::: PROVIDED RECORDS
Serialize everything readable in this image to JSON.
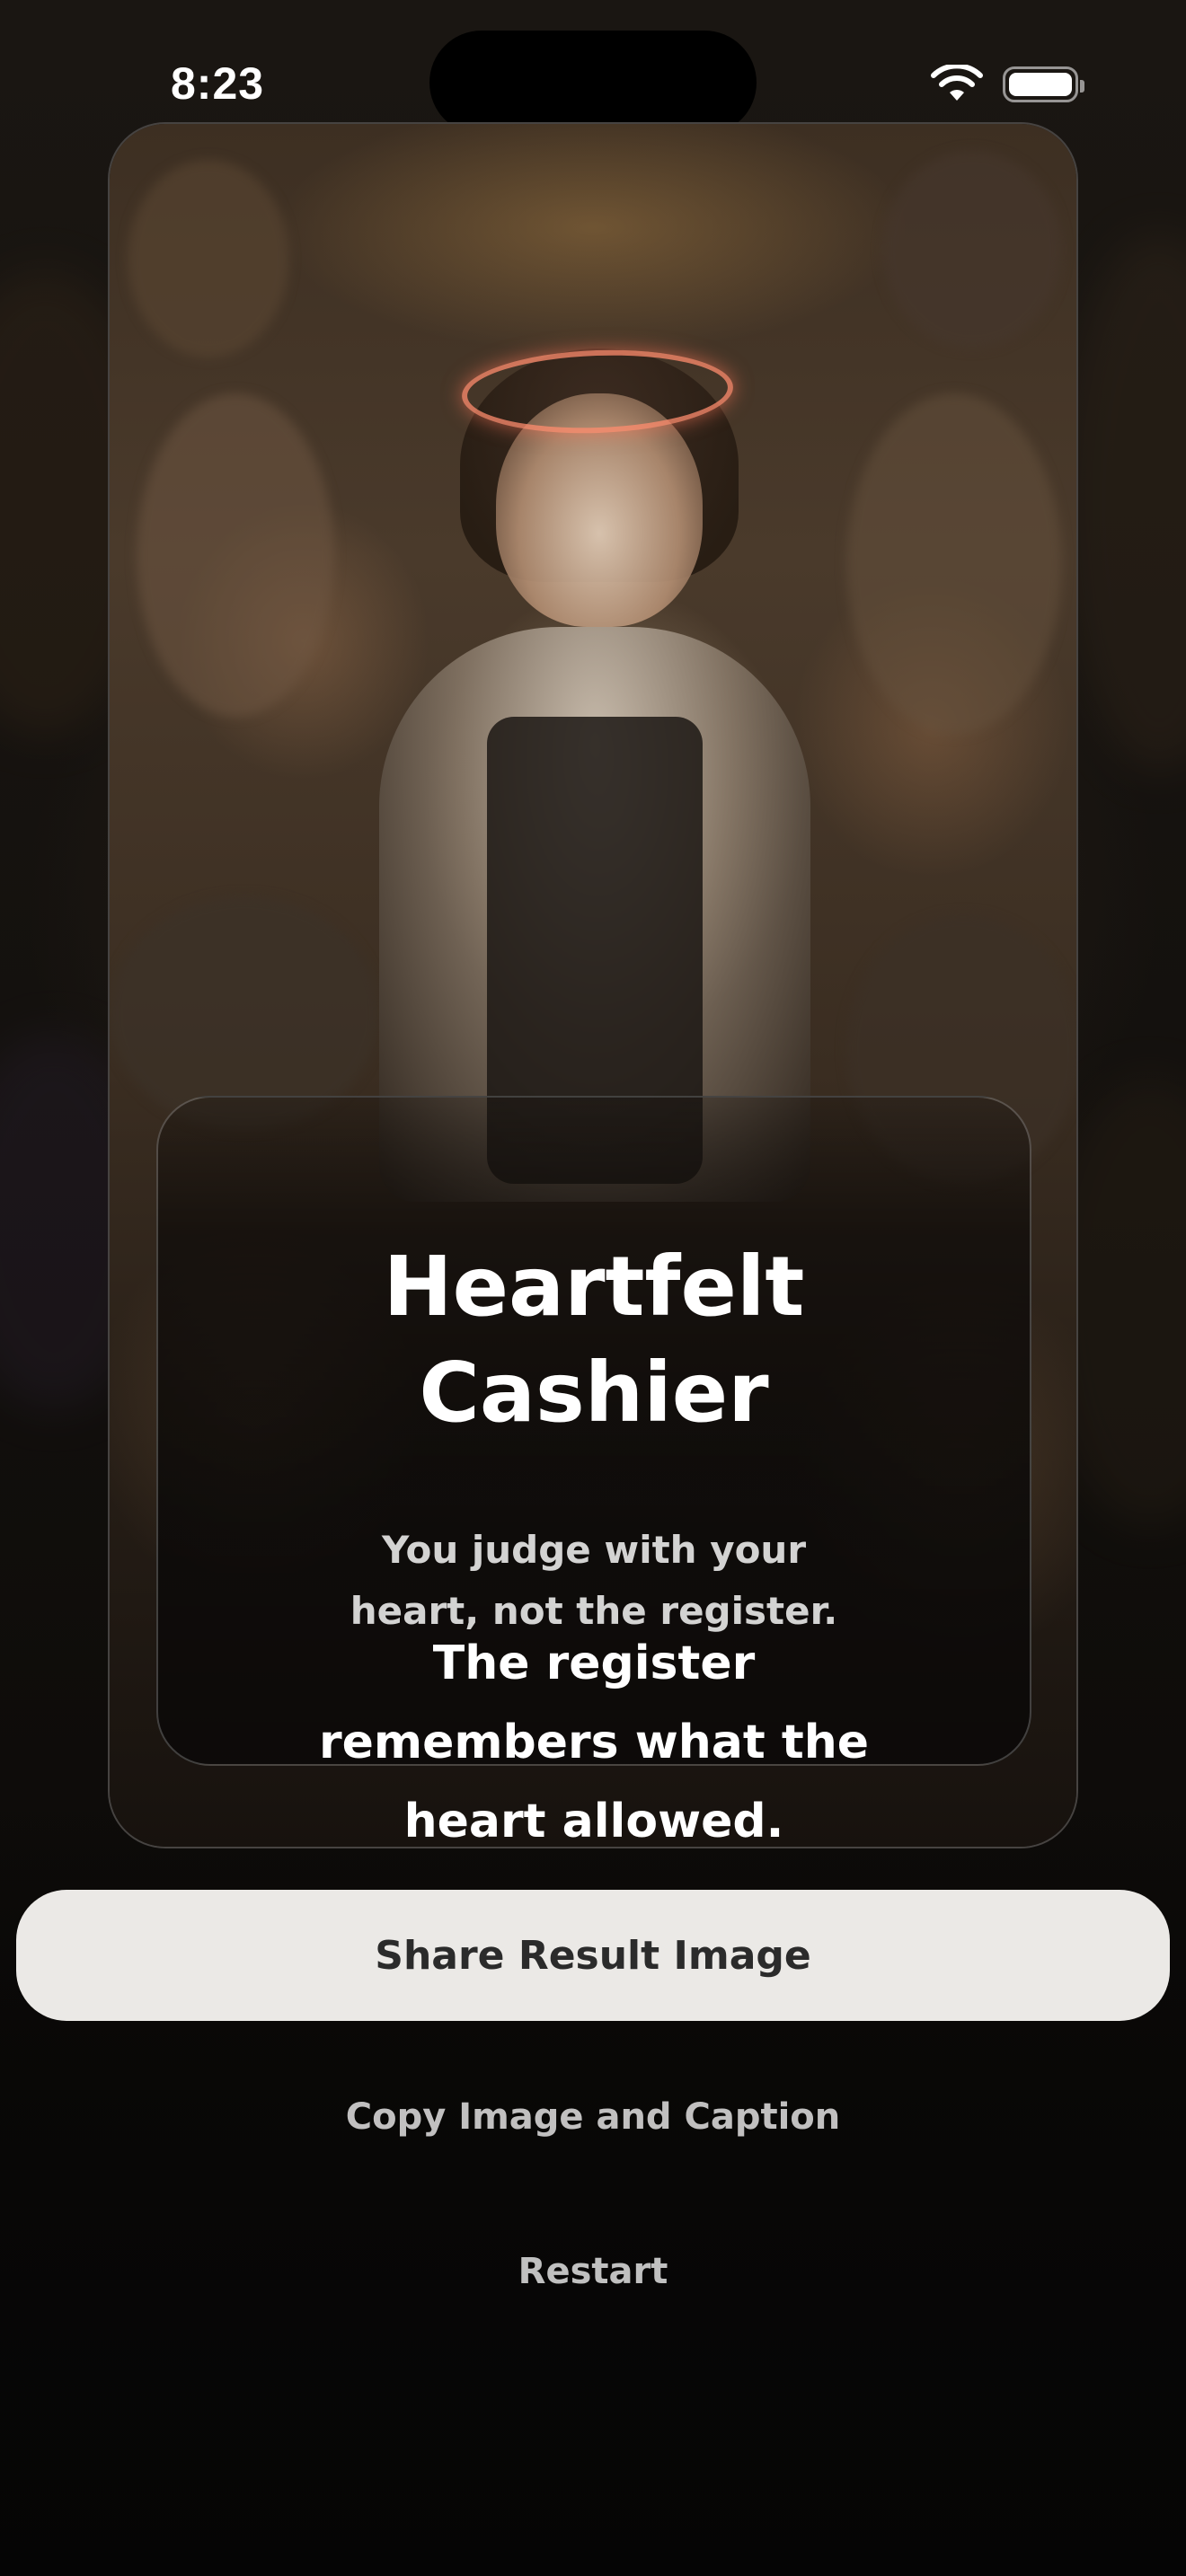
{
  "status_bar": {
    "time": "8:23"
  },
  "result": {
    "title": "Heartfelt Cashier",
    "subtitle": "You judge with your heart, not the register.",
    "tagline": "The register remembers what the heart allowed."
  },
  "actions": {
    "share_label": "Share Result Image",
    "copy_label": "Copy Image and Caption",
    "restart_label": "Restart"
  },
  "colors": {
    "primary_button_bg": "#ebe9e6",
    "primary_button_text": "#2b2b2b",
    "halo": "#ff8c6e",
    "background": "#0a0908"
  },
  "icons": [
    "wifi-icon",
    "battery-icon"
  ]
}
::::::
::: PROVIDED RECORDS
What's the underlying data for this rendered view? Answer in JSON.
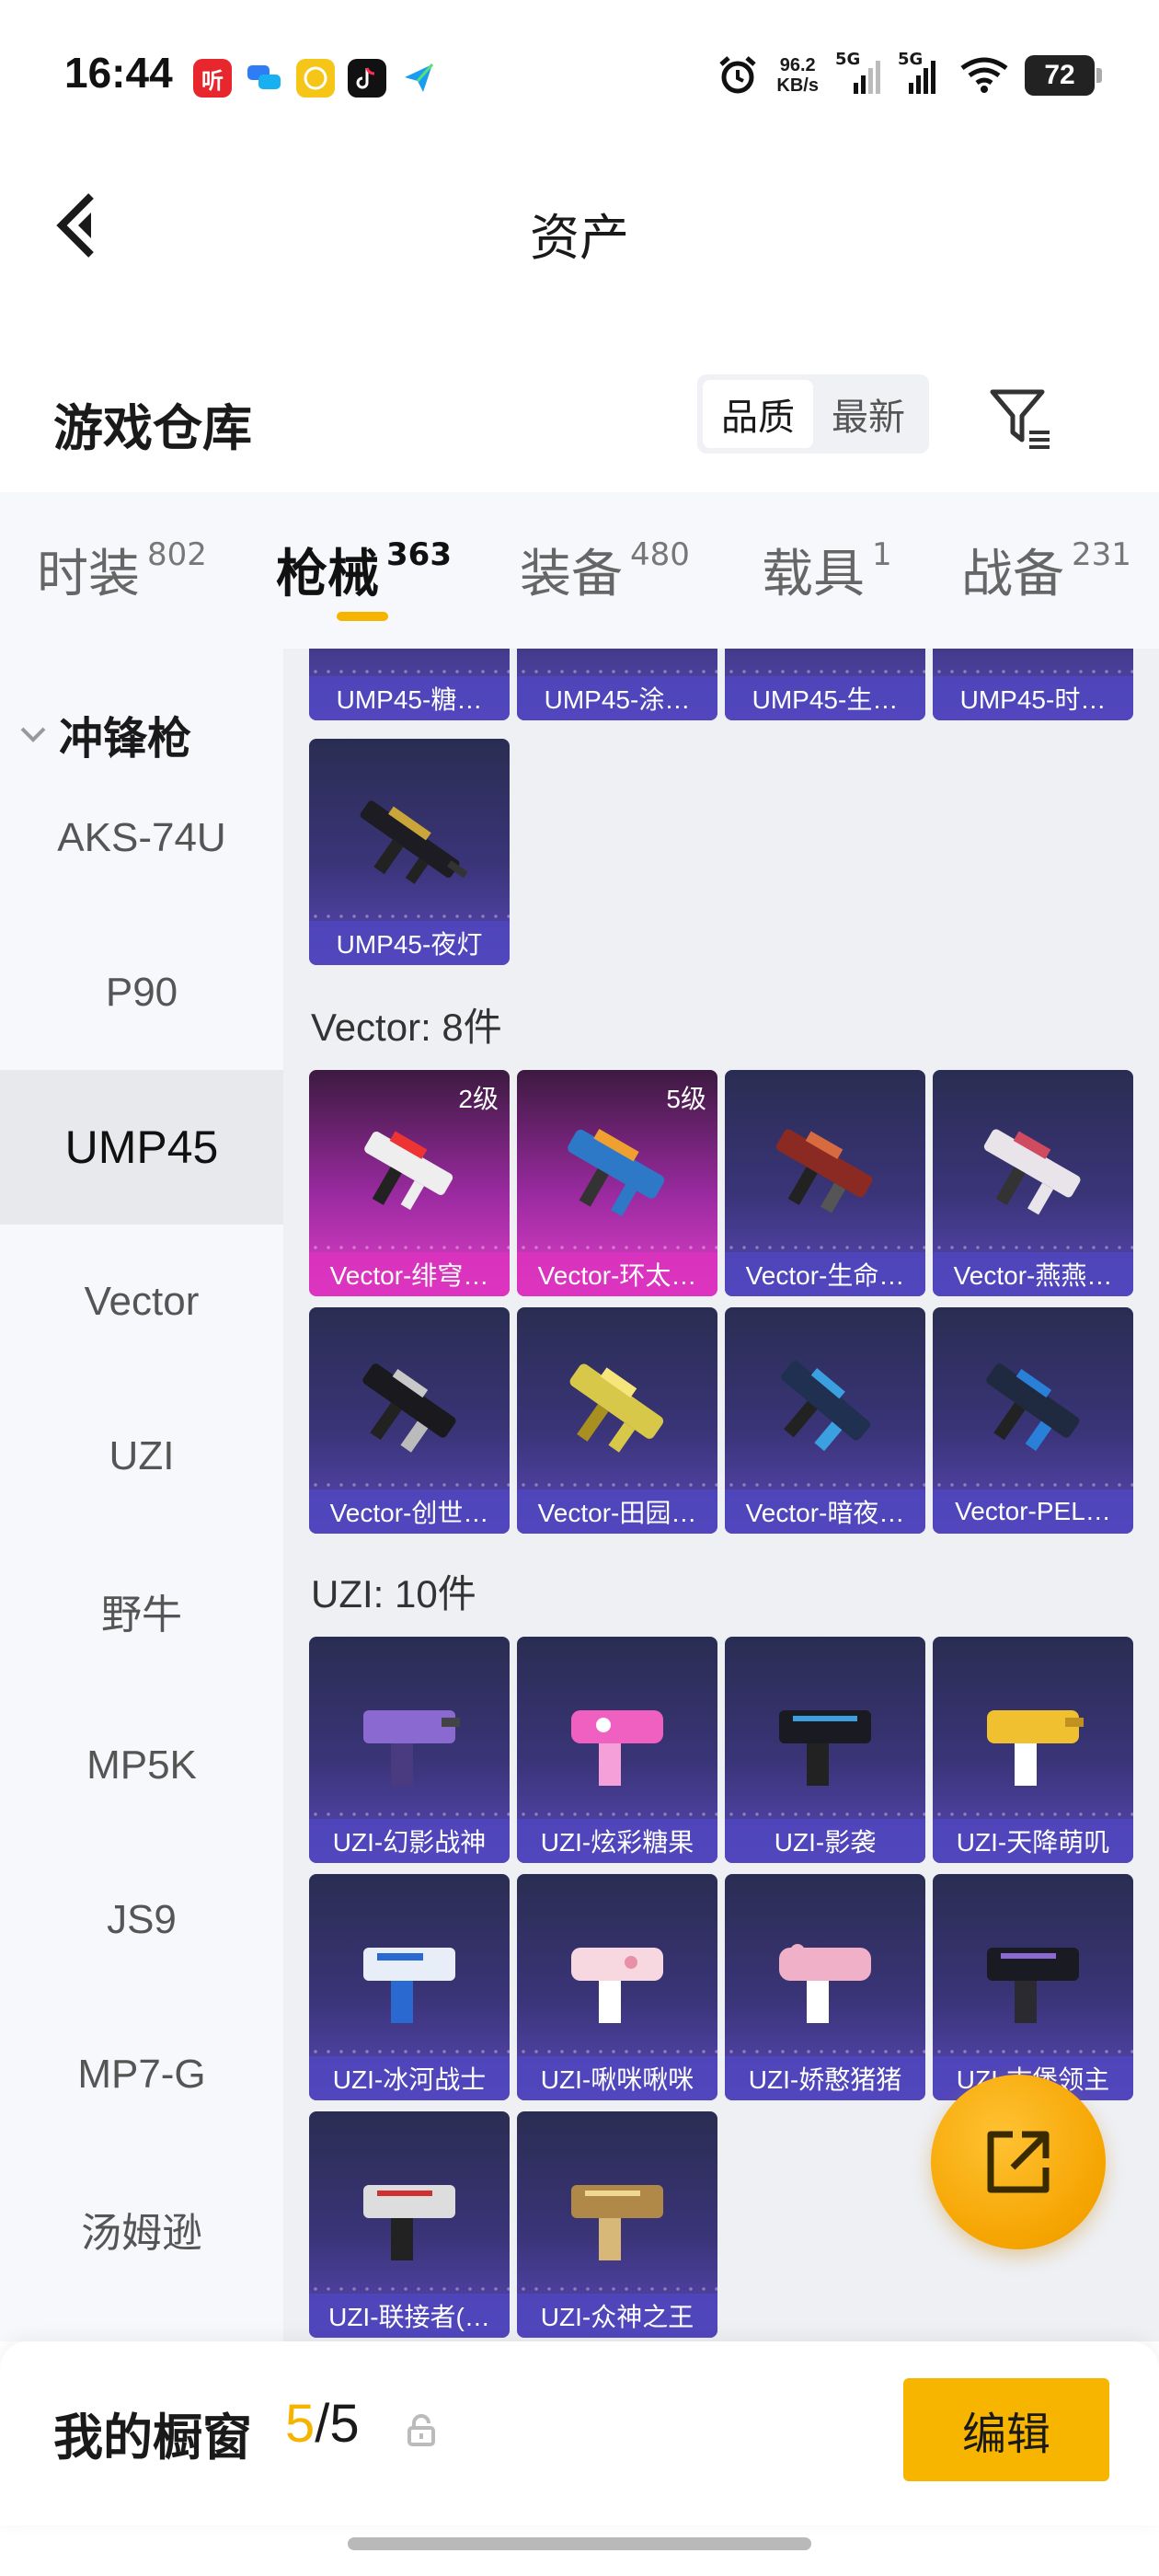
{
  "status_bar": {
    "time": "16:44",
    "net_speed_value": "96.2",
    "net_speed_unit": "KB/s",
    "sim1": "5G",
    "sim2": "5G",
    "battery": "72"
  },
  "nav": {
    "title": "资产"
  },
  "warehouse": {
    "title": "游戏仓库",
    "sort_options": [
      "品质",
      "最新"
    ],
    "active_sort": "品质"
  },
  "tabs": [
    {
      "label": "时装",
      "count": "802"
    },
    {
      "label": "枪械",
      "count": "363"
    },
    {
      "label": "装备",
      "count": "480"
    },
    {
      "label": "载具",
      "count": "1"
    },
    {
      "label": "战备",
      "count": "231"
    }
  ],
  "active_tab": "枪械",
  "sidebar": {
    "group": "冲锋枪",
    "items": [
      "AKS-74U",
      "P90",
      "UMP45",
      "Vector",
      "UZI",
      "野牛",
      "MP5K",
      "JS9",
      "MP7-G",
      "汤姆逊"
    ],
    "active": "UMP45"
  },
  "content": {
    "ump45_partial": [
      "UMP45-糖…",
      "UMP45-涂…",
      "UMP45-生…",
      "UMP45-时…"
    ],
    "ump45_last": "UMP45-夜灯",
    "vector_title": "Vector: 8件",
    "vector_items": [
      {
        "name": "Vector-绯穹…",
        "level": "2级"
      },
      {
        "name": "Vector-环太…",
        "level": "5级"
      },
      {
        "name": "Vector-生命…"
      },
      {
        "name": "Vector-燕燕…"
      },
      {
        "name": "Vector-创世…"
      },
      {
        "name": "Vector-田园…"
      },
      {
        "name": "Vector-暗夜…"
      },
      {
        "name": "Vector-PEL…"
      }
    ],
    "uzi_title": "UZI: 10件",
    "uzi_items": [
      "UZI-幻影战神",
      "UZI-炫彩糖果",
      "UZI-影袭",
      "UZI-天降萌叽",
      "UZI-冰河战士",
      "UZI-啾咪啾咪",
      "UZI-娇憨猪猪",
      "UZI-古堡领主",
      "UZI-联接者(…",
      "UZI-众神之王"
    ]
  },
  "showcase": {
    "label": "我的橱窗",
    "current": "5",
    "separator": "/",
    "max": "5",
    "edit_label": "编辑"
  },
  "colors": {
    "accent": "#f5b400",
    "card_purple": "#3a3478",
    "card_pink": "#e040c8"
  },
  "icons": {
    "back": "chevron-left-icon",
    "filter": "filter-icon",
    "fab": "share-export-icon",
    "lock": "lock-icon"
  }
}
::::::
WRITTEN EXERCISE:
Your task is to list each line of the records with the word "count".

THE REPLY:
      "count": "802"
      "count": "363"
      "count": "480"
      "count": "1"
      "count": "231"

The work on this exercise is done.